Start of Dataset excerpts
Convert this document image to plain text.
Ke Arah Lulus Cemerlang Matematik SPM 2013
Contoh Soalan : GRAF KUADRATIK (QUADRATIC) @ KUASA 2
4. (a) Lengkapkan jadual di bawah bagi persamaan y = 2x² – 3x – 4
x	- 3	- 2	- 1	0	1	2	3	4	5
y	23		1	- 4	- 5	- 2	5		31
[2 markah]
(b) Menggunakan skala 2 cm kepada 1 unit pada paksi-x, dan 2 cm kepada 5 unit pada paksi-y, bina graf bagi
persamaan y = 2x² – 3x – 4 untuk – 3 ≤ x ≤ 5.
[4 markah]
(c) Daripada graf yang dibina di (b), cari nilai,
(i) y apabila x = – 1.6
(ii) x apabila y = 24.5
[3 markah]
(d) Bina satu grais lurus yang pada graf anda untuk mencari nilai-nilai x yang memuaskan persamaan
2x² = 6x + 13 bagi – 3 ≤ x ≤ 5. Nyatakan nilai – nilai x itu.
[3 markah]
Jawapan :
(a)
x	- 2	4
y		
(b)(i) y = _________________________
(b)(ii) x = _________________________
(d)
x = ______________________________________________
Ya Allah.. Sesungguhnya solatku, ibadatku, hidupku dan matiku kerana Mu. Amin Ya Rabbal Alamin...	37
End of Dataset excerpts
Start of Dataset excerpts
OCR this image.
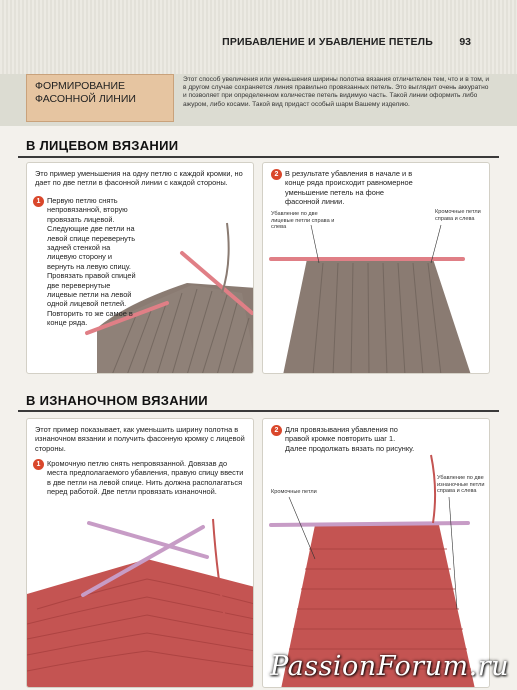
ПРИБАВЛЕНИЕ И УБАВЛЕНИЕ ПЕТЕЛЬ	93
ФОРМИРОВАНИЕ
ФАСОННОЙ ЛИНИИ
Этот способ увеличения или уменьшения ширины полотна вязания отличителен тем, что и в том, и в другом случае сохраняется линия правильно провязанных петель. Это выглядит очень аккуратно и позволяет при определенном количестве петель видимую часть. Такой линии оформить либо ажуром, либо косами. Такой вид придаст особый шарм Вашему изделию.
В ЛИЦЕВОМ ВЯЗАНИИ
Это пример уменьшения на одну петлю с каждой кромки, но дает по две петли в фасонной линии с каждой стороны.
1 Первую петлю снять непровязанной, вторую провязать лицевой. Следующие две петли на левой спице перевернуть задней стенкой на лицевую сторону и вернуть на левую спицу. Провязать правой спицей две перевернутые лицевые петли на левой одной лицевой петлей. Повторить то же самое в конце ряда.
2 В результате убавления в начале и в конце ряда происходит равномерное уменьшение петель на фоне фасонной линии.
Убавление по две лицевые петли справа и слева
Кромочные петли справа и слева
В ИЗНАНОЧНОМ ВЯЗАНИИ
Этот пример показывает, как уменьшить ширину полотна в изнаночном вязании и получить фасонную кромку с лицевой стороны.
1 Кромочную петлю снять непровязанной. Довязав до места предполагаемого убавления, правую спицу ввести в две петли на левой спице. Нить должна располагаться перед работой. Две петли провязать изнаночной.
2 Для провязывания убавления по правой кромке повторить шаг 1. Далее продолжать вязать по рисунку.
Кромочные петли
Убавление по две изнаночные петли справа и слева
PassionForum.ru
End of Dataset excerpts
• Prompt: From the entries above, collect every line with the string "слева" in it.

• Result for this task:
Убавление по две лицевые петли справа и слева
Кромочные петли справа и слева
Убавление по две изнаночные петли справа и слева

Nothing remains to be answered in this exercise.